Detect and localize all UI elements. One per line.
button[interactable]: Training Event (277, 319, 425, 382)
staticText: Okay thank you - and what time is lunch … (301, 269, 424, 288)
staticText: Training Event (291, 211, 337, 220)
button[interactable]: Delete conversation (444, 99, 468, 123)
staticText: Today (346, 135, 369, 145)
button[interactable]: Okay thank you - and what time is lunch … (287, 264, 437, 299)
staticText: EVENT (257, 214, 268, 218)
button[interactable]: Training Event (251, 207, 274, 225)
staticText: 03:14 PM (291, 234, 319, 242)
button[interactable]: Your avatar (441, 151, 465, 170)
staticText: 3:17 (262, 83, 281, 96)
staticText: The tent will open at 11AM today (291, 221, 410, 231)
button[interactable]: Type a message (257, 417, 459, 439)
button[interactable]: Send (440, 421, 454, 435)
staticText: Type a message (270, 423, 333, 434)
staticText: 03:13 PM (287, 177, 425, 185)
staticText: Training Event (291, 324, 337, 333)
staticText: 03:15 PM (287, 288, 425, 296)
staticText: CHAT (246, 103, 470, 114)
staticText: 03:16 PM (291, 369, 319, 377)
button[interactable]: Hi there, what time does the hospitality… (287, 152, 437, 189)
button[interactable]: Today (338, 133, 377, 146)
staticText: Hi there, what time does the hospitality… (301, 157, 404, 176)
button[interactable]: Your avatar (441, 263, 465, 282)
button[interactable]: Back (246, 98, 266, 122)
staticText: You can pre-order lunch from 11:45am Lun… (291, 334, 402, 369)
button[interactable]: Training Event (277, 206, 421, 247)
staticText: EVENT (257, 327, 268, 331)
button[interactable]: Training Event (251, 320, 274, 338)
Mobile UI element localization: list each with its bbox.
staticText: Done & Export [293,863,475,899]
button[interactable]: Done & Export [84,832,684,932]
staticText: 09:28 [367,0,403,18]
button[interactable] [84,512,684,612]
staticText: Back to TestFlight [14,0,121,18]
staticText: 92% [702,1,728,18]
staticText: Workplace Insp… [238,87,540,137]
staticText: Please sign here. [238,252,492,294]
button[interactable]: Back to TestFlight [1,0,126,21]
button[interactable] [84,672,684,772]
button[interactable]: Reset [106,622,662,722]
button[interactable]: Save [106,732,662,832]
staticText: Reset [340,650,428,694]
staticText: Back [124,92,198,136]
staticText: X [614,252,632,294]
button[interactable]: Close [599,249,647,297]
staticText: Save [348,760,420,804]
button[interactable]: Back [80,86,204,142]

**Task brief:**
Copy the entries above word for word, from the first line through the line holding "button[interactable]: Delete conversation", both included.

**Complete output:**
Detect and localize all UI elements. One per line.
button[interactable]: Training Event (277, 319, 425, 382)
staticText: Okay thank you - and what time is lunch … (301, 269, 424, 288)
staticText: Training Event (291, 211, 337, 220)
button[interactable]: Delete conversation (444, 99, 468, 123)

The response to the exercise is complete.